>> begin MATERIAL FOR THE TASK
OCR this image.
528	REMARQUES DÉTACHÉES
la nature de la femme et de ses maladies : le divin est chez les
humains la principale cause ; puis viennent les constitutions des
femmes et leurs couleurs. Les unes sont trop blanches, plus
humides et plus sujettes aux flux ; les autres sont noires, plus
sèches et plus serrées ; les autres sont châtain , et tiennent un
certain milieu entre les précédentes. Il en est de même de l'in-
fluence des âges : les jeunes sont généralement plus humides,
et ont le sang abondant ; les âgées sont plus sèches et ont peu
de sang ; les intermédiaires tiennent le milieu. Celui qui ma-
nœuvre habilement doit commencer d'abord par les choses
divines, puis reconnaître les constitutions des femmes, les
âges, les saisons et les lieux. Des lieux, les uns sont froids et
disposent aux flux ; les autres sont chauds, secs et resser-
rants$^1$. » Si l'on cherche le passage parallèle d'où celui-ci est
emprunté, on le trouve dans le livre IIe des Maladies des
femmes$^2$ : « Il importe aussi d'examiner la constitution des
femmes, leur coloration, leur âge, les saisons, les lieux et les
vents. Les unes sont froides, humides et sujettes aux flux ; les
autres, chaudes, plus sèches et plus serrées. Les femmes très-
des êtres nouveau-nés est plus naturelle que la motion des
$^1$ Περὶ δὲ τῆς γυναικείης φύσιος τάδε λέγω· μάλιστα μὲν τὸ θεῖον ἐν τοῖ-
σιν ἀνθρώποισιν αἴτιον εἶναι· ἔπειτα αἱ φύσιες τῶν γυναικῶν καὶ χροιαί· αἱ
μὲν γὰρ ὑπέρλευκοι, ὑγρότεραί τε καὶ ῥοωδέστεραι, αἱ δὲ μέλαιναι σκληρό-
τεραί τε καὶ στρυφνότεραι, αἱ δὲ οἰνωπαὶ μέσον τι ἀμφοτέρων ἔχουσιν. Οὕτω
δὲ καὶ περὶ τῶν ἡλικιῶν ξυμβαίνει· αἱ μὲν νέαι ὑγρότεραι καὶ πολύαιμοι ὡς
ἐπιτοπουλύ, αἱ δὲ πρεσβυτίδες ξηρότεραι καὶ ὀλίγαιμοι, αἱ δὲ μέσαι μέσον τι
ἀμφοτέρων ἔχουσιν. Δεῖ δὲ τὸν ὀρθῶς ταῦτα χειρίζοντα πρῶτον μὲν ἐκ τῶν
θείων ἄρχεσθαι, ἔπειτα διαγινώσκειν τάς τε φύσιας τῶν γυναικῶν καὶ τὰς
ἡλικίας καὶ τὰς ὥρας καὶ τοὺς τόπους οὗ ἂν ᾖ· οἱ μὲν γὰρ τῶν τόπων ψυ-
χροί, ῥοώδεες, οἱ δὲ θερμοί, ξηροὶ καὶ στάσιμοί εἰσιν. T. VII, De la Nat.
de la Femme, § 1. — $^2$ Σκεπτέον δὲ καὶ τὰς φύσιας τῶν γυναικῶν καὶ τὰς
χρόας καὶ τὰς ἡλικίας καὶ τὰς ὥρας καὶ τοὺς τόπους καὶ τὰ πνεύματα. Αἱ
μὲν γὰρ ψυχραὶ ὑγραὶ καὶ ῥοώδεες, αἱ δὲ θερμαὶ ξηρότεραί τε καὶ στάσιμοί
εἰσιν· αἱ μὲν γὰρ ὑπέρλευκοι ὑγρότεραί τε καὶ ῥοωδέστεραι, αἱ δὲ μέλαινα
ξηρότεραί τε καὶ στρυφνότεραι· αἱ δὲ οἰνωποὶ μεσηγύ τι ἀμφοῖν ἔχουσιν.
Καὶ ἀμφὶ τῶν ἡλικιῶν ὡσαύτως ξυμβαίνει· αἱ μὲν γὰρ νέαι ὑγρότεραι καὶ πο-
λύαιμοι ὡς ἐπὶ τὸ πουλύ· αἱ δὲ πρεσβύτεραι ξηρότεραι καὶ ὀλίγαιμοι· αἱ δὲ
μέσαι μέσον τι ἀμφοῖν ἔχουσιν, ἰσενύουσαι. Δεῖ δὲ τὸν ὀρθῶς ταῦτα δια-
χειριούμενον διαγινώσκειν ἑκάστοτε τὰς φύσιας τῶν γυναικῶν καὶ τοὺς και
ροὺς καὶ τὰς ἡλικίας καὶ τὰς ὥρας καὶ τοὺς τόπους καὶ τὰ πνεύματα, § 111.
>> end MATERIAL FOR THE TASK
- **EXERCISE**:
Produce an exact copy of the whole listing.

- **THE REPLY**:
OCR this image.
528	REMARQUES DÉTACHÉES
la nature de la femme et de ses maladies : le divin est chez les
humains la principale cause ; puis viennent les constitutions des
femmes et leurs couleurs. Les unes sont trop blanches, plus
humides et plus sujettes aux flux ; les autres sont noires, plus
sèches et plus serrées ; les autres sont châtain , et tiennent un
certain milieu entre les précédentes. Il en est de même de l'in-
fluence des âges : les jeunes sont généralement plus humides,
et ont le sang abondant ; les âgées sont plus sèches et ont peu
de sang ; les intermédiaires tiennent le milieu. Celui qui ma-
nœuvre habilement doit commencer d'abord par les choses
divines, puis reconnaître les constitutions des femmes, les
âges, les saisons et les lieux. Des lieux, les uns sont froids et
disposent aux flux ; les autres sont chauds, secs et resser-
rants$^1$. » Si l'on cherche le passage parallèle d'où celui-ci est
emprunté, on le trouve dans le livre IIe des Maladies des
femmes$^2$ : « Il importe aussi d'examiner la constitution des
femmes, leur coloration, leur âge, les saisons, les lieux et les
vents. Les unes sont froides, humides et sujettes aux flux ; les
autres, chaudes, plus sèches et plus serrées. Les femmes très-
des êtres nouveau-nés est plus naturelle que la motion des
$^1$ Περὶ δὲ τῆς γυναικείης φύσιος τάδε λέγω· μάλιστα μὲν τὸ θεῖον ἐν τοῖ-
σιν ἀνθρώποισιν αἴτιον εἶναι· ἔπειτα αἱ φύσιες τῶν γυναικῶν καὶ χροιαί· αἱ
μὲν γὰρ ὑπέρλευκοι, ὑγρότεραί τε καὶ ῥοωδέστεραι, αἱ δὲ μέλαιναι σκληρό-
τεραί τε καὶ στρυφνότεραι, αἱ δὲ οἰνωπαὶ μέσον τι ἀμφοτέρων ἔχουσιν. Οὕτω
δὲ καὶ περὶ τῶν ἡλικιῶν ξυμβαίνει· αἱ μὲν νέαι ὑγρότεραι καὶ πολύαιμοι ὡς
ἐπιτοπουλύ, αἱ δὲ πρεσβυτίδες ξηρότεραι καὶ ὀλίγαιμοι, αἱ δὲ μέσαι μέσον τι
ἀμφοτέρων ἔχουσιν. Δεῖ δὲ τὸν ὀρθῶς ταῦτα χειρίζοντα πρῶτον μὲν ἐκ τῶν
θείων ἄρχεσθαι, ἔπειτα διαγινώσκειν τάς τε φύσιας τῶν γυναικῶν καὶ τὰς
ἡλικίας καὶ τὰς ὥρας καὶ τοὺς τόπους οὗ ἂν ᾖ· οἱ μὲν γὰρ τῶν τόπων ψυ-
χροί, ῥοώδεες, οἱ δὲ θερμοί, ξηροὶ καὶ στάσιμοί εἰσιν. T. VII, De la Nat.
de la Femme, § 1. — $^2$ Σκεπτέον δὲ καὶ τὰς φύσιας τῶν γυναικῶν καὶ τὰς
χρόας καὶ τὰς ἡλικίας καὶ τὰς ὥρας καὶ τοὺς τόπους καὶ τὰ πνεύματα. Αἱ
μὲν γὰρ ψυχραὶ ὑγραὶ καὶ ῥοώδεες, αἱ δὲ θερμαὶ ξηρότεραί τε καὶ στάσιμοί
εἰσιν· αἱ μὲν γὰρ ὑπέρλευκοι ὑγρότεραί τε καὶ ῥοωδέστεραι, αἱ δὲ μέλαινα
ξηρότεραί τε καὶ στρυφνότεραι· αἱ δὲ οἰνωποὶ μεσηγύ τι ἀμφοῖν ἔχουσιν.
Καὶ ἀμφὶ τῶν ἡλικιῶν ὡσαύτως ξυμβαίνει· αἱ μὲν γὰρ νέαι ὑγρότεραι καὶ πο-
λύαιμοι ὡς ἐπὶ τὸ πουλύ· αἱ δὲ πρεσβύτεραι ξηρότεραι καὶ ὀλίγαιμοι· αἱ δὲ
μέσαι μέσον τι ἀμφοῖν ἔχουσιν, ἰσενύουσαι. Δεῖ δὲ τὸν ὀρθῶς ταῦτα δια-
χειριούμενον διαγινώσκειν ἑκάστοτε τὰς φύσιας τῶν γυναικῶν καὶ τοὺς και
ροὺς καὶ τὰς ἡλικίας καὶ τὰς ὥρας καὶ τοὺς τόπους καὶ τὰ πνεύματα, § 111.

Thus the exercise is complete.